§ **Supplied material**:
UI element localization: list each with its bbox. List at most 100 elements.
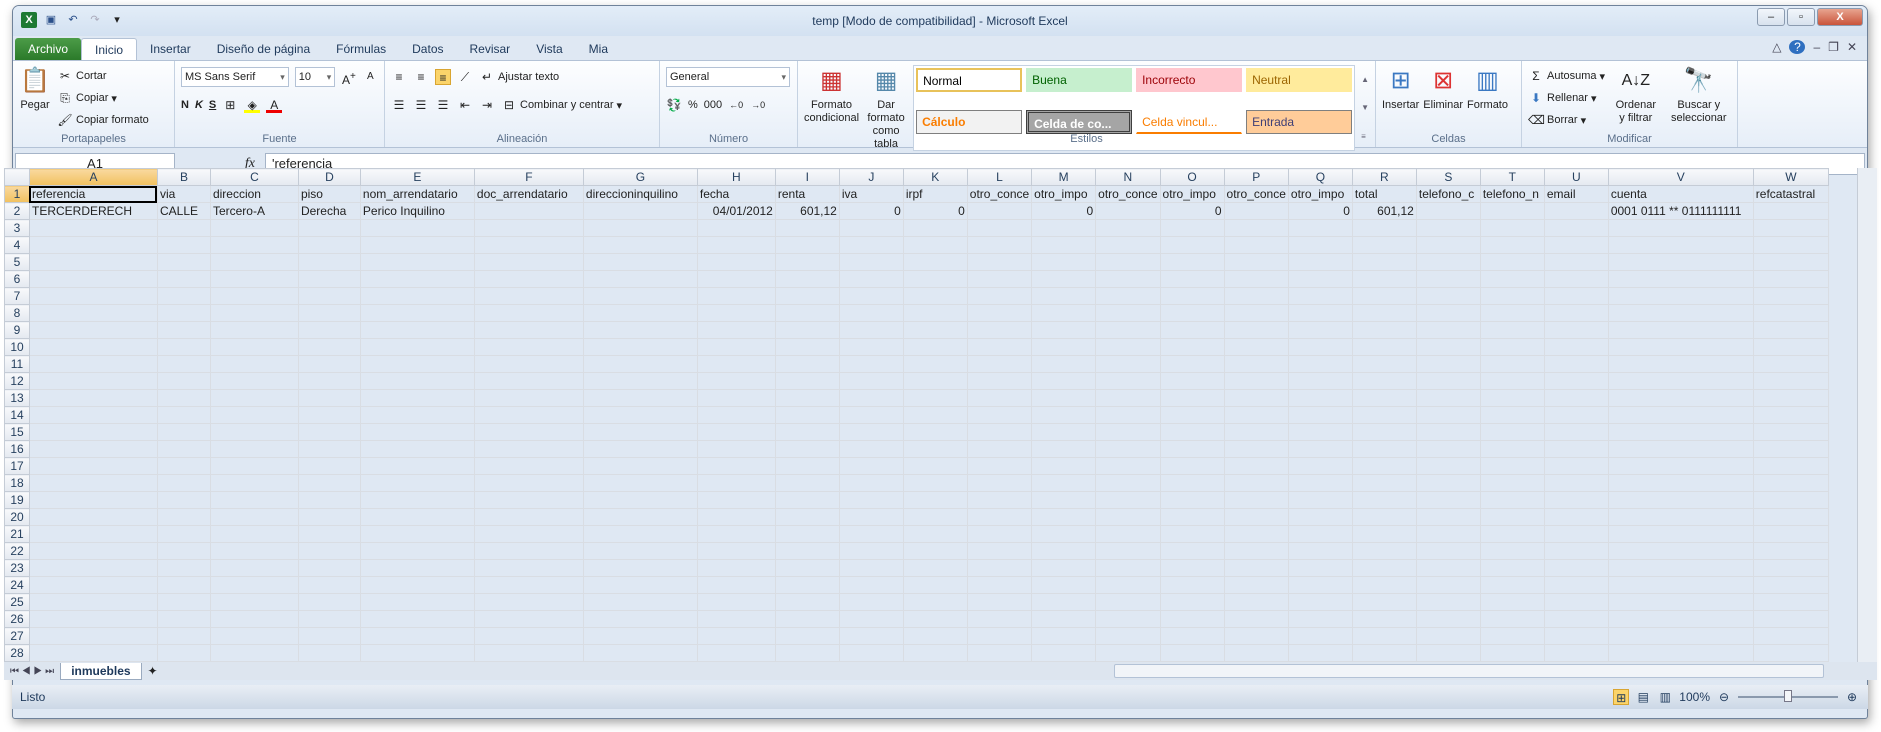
cell-M2[interactable]: 0: [1031, 202, 1097, 220]
cell-N26[interactable]: [1095, 610, 1161, 628]
cell-A27[interactable]: [28, 627, 158, 645]
cell-I2[interactable]: 601,12: [774, 202, 840, 220]
cell-L18[interactable]: [966, 474, 1033, 492]
cell-W16[interactable]: [1752, 440, 1830, 458]
cell-Q1[interactable]: otro_impo: [1287, 185, 1353, 203]
cell-K17[interactable]: [902, 457, 968, 475]
cell-P4[interactable]: [1223, 236, 1289, 254]
cell-P5[interactable]: [1223, 253, 1289, 271]
cell-L28[interactable]: [966, 644, 1033, 662]
cell-O9[interactable]: [1159, 321, 1225, 339]
cell-C5[interactable]: [209, 253, 299, 271]
cell-M4[interactable]: [1031, 236, 1097, 254]
cell-R6[interactable]: [1351, 270, 1417, 288]
cell-K9[interactable]: [902, 321, 968, 339]
cell-D15[interactable]: [297, 423, 361, 441]
column-header-C[interactable]: C: [209, 168, 299, 186]
cell-L20[interactable]: [966, 508, 1033, 526]
cell-T13[interactable]: [1479, 389, 1545, 407]
cell-G26[interactable]: [582, 610, 698, 628]
cell-S7[interactable]: [1415, 287, 1481, 305]
cell-L24[interactable]: [966, 576, 1033, 594]
cell-D8[interactable]: [297, 304, 361, 322]
cell-W22[interactable]: [1752, 542, 1830, 560]
cell-T20[interactable]: [1479, 508, 1545, 526]
cell-G8[interactable]: [582, 304, 698, 322]
cell-H4[interactable]: [696, 236, 776, 254]
cell-J26[interactable]: [838, 610, 904, 628]
cell-L19[interactable]: [966, 491, 1033, 509]
cell-Q17[interactable]: [1287, 457, 1353, 475]
cell-G28[interactable]: [582, 644, 698, 662]
row-header[interactable]: 11: [4, 355, 30, 373]
cell-O18[interactable]: [1159, 474, 1225, 492]
cell-U25[interactable]: [1543, 593, 1609, 611]
cell-V5[interactable]: [1607, 253, 1754, 271]
cell-K27[interactable]: [902, 627, 968, 645]
cell-H9[interactable]: [696, 321, 776, 339]
cell-R3[interactable]: [1351, 219, 1417, 237]
cell-F6[interactable]: [473, 270, 584, 288]
cell-J23[interactable]: [838, 559, 904, 577]
cell-O8[interactable]: [1159, 304, 1225, 322]
cell-C24[interactable]: [209, 576, 299, 594]
cell-N3[interactable]: [1095, 219, 1161, 237]
cell-F11[interactable]: [473, 355, 584, 373]
cell-F3[interactable]: [473, 219, 584, 237]
row-header[interactable]: 24: [4, 576, 30, 594]
cell-P19[interactable]: [1223, 491, 1289, 509]
copiar-button[interactable]: ⎘ Copiar ▾: [57, 87, 149, 109]
cell-K26[interactable]: [902, 610, 968, 628]
cell-U24[interactable]: [1543, 576, 1609, 594]
cell-N22[interactable]: [1095, 542, 1161, 560]
cell-C26[interactable]: [209, 610, 299, 628]
cell-R23[interactable]: [1351, 559, 1417, 577]
cell-V9[interactable]: [1607, 321, 1754, 339]
cell-O19[interactable]: [1159, 491, 1225, 509]
cell-M16[interactable]: [1031, 440, 1097, 458]
cell-S18[interactable]: [1415, 474, 1481, 492]
cell-B14[interactable]: [156, 406, 211, 424]
cell-V15[interactable]: [1607, 423, 1754, 441]
cell-H21[interactable]: [696, 525, 776, 543]
cell-E11[interactable]: [359, 355, 475, 373]
cell-F23[interactable]: [473, 559, 584, 577]
cell-D20[interactable]: [297, 508, 361, 526]
column-header-B[interactable]: B: [156, 168, 211, 186]
cell-V17[interactable]: [1607, 457, 1754, 475]
cell-C9[interactable]: [209, 321, 299, 339]
cell-C18[interactable]: [209, 474, 299, 492]
cell-V27[interactable]: [1607, 627, 1754, 645]
cell-W10[interactable]: [1752, 338, 1830, 356]
cell-F25[interactable]: [473, 593, 584, 611]
tab-formulas[interactable]: Fórmulas: [323, 38, 399, 60]
row-header[interactable]: 9: [4, 321, 30, 339]
style-celda-comprobacion[interactable]: Celda de co...: [1026, 110, 1133, 134]
cell-E25[interactable]: [359, 593, 475, 611]
cell-S15[interactable]: [1415, 423, 1481, 441]
font-color-icon[interactable]: A: [266, 97, 283, 113]
cell-G9[interactable]: [582, 321, 698, 339]
cell-M5[interactable]: [1031, 253, 1097, 271]
cell-C11[interactable]: [209, 355, 299, 373]
cell-G21[interactable]: [582, 525, 698, 543]
cell-E1[interactable]: nom_arrendatario: [359, 185, 475, 203]
cell-L3[interactable]: [966, 219, 1033, 237]
cell-N25[interactable]: [1095, 593, 1161, 611]
vertical-scrollbar[interactable]: [1857, 168, 1877, 668]
cell-N5[interactable]: [1095, 253, 1161, 271]
cell-J27[interactable]: [838, 627, 904, 645]
page-break-view-icon[interactable]: ▥: [1657, 689, 1673, 705]
cell-N18[interactable]: [1095, 474, 1161, 492]
row-header[interactable]: 3: [4, 219, 30, 237]
cell-U11[interactable]: [1543, 355, 1609, 373]
cell-I11[interactable]: [774, 355, 840, 373]
cell-T16[interactable]: [1479, 440, 1545, 458]
cell-P15[interactable]: [1223, 423, 1289, 441]
cell-V8[interactable]: [1607, 304, 1754, 322]
cell-C10[interactable]: [209, 338, 299, 356]
cell-U26[interactable]: [1543, 610, 1609, 628]
cell-O21[interactable]: [1159, 525, 1225, 543]
cell-L5[interactable]: [966, 253, 1033, 271]
cell-I10[interactable]: [774, 338, 840, 356]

§ **Do this**: Rewrite the lines above as a numbered list, leaving out any blank lines. Begin at the line that contains "cell-M2[interactable]: 0: [1031, 202, 1097, 220]" and stop after the line that contains "cell-O9[interactable]: [1159, 321, 1225, 339]", including both.

§ **Solved exercise**:
1. cell-M2[interactable]: 0: [1031, 202, 1097, 220]
2. cell-N26[interactable]: [1095, 610, 1161, 628]
3. cell-A27[interactable]: [28, 627, 158, 645]
4. cell-I2[interactable]: 601,12: [774, 202, 840, 220]
5. cell-L18[interactable]: [966, 474, 1033, 492]
6. cell-W16[interactable]: [1752, 440, 1830, 458]
7. cell-Q1[interactable]: otro_impo: [1287, 185, 1353, 203]
8. cell-K17[interactable]: [902, 457, 968, 475]
9. cell-P4[interactable]: [1223, 236, 1289, 254]
10. cell-P5[interactable]: [1223, 253, 1289, 271]
11. cell-L28[interactable]: [966, 644, 1033, 662]
12. cell-O9[interactable]: [1159, 321, 1225, 339]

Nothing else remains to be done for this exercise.